### EXERCISE
Whenever a line below holds the word "BEBEBE", copy that line.

### EXTRACTED ENTRIES
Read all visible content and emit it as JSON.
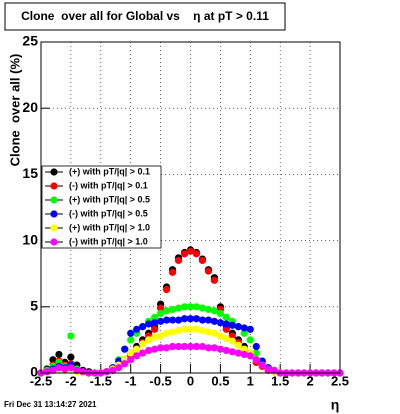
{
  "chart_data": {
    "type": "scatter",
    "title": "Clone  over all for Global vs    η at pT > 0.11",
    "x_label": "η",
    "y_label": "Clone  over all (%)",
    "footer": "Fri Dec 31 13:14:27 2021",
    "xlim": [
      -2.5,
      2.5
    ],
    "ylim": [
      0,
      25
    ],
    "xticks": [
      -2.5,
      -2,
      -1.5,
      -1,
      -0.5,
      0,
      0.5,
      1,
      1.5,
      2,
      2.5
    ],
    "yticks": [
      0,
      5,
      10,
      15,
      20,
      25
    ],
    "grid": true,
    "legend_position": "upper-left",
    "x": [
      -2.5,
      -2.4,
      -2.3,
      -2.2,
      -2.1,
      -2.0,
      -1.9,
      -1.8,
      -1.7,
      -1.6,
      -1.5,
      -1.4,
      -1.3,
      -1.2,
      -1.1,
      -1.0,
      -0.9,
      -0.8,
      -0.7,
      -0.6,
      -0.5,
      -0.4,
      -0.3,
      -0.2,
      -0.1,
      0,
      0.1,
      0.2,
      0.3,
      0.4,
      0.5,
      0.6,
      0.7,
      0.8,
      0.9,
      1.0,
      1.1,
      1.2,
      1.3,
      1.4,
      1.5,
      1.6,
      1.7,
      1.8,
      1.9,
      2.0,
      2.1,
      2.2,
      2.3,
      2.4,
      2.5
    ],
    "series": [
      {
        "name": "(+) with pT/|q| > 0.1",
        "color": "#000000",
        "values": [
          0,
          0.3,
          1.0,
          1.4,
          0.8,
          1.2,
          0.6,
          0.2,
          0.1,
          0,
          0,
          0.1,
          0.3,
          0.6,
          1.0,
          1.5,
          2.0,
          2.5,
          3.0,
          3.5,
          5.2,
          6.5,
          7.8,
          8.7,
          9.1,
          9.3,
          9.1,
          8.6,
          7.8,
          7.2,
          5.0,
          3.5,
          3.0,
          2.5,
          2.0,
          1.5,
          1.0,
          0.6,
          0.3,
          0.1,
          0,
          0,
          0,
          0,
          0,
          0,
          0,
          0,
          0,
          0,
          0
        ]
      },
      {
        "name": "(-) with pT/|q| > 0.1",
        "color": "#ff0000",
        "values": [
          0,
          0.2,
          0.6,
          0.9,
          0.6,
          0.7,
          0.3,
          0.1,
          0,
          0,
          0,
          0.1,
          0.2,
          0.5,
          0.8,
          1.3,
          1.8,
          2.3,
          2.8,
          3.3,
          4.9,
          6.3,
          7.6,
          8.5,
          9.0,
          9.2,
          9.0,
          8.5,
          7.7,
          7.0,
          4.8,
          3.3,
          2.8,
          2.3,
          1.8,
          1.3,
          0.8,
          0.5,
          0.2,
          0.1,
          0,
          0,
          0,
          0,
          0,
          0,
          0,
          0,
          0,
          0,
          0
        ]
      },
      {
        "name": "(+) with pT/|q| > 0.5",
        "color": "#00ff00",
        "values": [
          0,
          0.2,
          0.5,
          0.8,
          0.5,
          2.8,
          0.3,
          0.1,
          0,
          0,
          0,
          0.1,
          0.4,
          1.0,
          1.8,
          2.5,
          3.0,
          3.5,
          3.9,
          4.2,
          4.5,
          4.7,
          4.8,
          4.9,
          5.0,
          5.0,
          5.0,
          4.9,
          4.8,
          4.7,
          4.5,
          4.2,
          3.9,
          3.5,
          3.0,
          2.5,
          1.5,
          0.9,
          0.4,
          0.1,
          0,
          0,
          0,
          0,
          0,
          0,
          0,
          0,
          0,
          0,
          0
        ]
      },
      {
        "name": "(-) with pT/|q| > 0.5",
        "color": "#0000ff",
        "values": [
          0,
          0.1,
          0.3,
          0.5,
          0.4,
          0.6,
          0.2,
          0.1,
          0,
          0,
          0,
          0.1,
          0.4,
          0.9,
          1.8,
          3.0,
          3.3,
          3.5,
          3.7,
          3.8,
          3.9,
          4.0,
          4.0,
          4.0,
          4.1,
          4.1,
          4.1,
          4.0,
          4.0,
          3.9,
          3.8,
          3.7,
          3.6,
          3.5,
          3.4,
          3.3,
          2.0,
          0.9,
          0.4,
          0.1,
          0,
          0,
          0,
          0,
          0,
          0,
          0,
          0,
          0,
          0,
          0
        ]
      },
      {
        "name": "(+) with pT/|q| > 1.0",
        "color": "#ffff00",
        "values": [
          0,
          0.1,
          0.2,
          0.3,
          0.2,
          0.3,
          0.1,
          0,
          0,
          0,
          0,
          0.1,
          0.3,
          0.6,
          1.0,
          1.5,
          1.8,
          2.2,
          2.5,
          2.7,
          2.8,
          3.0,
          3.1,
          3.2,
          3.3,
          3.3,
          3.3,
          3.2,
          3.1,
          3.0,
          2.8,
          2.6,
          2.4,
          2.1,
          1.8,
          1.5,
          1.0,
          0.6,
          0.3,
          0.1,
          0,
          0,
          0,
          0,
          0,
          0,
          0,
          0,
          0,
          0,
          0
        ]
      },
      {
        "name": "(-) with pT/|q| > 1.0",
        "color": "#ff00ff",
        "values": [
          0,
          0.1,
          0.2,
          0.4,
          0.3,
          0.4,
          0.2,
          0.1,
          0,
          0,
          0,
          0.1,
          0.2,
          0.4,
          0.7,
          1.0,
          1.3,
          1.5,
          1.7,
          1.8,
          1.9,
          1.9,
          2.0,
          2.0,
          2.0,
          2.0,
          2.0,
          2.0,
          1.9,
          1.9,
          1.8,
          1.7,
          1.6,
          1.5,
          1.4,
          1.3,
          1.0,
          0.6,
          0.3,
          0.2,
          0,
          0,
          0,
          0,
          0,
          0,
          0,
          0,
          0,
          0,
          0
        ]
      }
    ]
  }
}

--

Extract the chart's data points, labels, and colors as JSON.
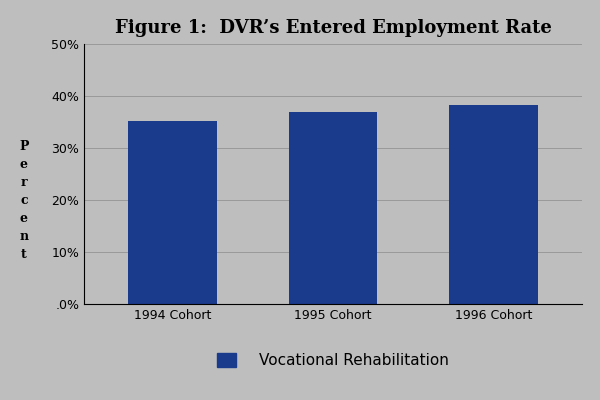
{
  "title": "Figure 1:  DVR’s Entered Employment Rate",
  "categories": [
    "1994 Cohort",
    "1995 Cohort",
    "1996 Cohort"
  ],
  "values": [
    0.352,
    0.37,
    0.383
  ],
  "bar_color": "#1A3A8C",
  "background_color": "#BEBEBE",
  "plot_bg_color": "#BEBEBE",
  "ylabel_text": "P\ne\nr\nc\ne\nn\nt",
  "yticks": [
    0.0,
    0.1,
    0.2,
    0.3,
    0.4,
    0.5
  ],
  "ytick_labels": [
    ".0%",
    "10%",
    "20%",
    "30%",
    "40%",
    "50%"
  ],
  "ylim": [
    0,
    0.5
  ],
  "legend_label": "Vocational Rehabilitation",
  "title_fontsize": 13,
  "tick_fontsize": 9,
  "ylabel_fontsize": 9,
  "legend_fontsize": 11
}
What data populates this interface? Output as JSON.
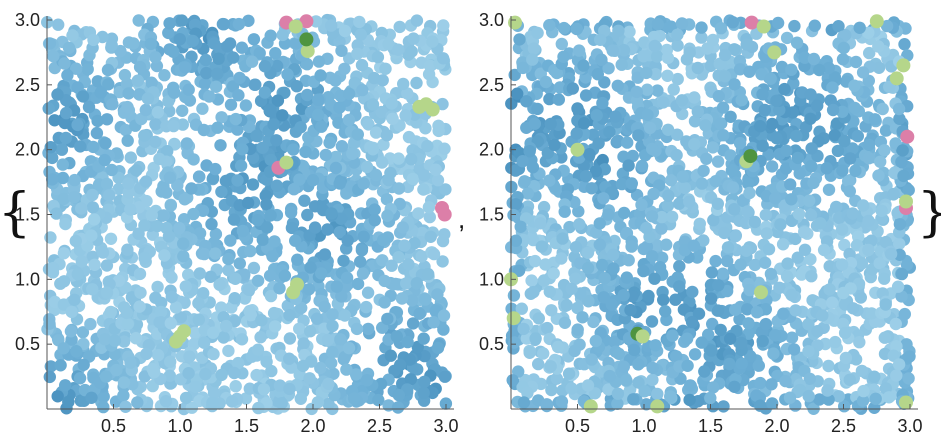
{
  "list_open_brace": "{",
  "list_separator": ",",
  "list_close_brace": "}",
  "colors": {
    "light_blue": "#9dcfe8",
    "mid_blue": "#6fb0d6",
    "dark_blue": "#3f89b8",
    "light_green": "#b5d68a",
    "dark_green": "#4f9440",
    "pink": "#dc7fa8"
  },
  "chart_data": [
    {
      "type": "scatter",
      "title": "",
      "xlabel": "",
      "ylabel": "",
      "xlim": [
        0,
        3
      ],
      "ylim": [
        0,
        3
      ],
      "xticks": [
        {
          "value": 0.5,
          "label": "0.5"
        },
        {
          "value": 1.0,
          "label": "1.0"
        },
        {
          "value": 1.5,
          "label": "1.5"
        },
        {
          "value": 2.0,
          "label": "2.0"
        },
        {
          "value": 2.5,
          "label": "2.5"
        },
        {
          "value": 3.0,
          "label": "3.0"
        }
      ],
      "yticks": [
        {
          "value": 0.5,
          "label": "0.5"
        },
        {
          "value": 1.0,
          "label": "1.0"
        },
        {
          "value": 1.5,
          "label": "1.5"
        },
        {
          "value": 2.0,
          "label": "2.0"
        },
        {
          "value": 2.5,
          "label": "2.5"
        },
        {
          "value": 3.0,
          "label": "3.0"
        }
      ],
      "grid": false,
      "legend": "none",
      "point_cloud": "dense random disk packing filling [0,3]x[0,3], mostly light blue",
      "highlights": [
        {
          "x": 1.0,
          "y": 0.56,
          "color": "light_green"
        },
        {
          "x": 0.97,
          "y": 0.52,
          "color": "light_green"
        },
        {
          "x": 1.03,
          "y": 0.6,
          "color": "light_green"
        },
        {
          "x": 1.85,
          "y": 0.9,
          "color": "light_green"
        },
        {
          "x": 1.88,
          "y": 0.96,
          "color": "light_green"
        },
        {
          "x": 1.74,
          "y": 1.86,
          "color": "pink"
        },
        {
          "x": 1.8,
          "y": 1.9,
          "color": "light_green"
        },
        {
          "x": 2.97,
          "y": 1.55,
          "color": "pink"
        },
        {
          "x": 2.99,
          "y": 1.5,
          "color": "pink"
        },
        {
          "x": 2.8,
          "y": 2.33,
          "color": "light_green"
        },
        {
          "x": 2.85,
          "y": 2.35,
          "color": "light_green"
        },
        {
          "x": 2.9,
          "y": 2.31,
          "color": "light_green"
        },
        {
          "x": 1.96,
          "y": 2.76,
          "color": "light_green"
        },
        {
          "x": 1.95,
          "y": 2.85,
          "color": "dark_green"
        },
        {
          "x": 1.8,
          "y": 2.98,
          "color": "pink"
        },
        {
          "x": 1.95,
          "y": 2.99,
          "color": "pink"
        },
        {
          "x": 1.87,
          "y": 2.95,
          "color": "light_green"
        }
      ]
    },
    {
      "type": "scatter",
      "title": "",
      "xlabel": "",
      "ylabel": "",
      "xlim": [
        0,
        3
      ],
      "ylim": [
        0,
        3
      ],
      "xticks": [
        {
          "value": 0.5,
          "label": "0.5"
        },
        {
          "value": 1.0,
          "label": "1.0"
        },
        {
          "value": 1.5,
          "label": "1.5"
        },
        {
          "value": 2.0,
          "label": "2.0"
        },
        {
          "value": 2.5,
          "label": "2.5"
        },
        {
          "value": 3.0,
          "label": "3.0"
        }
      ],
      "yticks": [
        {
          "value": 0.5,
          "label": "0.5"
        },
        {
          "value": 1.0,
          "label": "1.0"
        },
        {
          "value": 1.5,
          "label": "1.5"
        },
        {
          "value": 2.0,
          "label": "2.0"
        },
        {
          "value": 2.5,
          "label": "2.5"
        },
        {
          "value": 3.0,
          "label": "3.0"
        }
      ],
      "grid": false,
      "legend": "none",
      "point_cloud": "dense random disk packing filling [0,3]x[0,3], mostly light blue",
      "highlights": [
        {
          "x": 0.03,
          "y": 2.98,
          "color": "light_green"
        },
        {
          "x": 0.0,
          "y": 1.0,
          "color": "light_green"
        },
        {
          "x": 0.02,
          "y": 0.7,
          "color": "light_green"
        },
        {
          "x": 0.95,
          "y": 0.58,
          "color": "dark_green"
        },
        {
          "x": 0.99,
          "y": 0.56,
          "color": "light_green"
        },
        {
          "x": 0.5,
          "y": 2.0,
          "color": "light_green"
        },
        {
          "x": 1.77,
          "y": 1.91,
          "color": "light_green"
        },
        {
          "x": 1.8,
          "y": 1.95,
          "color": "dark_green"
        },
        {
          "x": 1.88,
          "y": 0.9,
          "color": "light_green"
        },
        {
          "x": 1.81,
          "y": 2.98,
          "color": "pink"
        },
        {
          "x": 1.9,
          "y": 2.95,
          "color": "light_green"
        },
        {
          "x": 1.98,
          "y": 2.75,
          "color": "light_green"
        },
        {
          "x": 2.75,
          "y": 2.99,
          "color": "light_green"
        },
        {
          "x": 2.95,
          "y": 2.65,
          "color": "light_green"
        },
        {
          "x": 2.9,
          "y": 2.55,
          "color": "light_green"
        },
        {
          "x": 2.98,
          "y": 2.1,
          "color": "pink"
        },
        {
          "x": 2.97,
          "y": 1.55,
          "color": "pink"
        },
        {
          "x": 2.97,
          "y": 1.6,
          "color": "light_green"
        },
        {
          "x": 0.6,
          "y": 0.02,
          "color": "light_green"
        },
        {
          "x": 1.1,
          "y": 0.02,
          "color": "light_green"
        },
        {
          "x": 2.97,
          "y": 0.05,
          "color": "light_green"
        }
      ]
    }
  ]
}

==

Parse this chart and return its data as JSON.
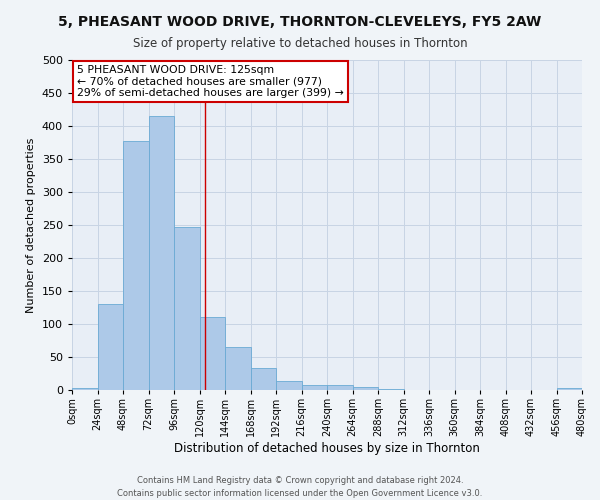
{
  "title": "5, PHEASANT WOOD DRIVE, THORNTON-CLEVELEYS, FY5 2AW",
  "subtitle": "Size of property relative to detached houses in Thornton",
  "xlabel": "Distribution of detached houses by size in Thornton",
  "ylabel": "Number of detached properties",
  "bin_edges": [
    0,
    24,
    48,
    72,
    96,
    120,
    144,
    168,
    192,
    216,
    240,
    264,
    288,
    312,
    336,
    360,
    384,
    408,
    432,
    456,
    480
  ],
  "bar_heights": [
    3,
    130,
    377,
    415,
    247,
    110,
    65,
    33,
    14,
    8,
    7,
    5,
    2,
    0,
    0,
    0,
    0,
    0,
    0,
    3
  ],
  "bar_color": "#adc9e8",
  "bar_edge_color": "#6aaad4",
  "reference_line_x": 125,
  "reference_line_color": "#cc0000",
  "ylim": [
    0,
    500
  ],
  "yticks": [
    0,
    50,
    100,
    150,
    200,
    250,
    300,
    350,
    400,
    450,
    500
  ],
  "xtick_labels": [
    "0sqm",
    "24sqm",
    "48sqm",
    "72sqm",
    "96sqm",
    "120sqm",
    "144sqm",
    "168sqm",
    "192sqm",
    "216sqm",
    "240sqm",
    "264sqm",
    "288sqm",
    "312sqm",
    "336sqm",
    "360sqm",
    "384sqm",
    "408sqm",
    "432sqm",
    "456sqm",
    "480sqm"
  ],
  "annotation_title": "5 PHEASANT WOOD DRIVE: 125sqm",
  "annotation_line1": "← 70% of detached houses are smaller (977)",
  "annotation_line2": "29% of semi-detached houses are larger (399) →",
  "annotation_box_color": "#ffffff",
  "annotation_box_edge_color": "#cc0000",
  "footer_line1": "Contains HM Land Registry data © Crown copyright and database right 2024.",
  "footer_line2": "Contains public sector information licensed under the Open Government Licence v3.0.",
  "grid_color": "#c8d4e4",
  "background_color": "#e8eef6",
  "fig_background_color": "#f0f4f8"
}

### RESULT
  "background_color": "#BEBEBE",
  "plot_bg_color": "#BEBEBE",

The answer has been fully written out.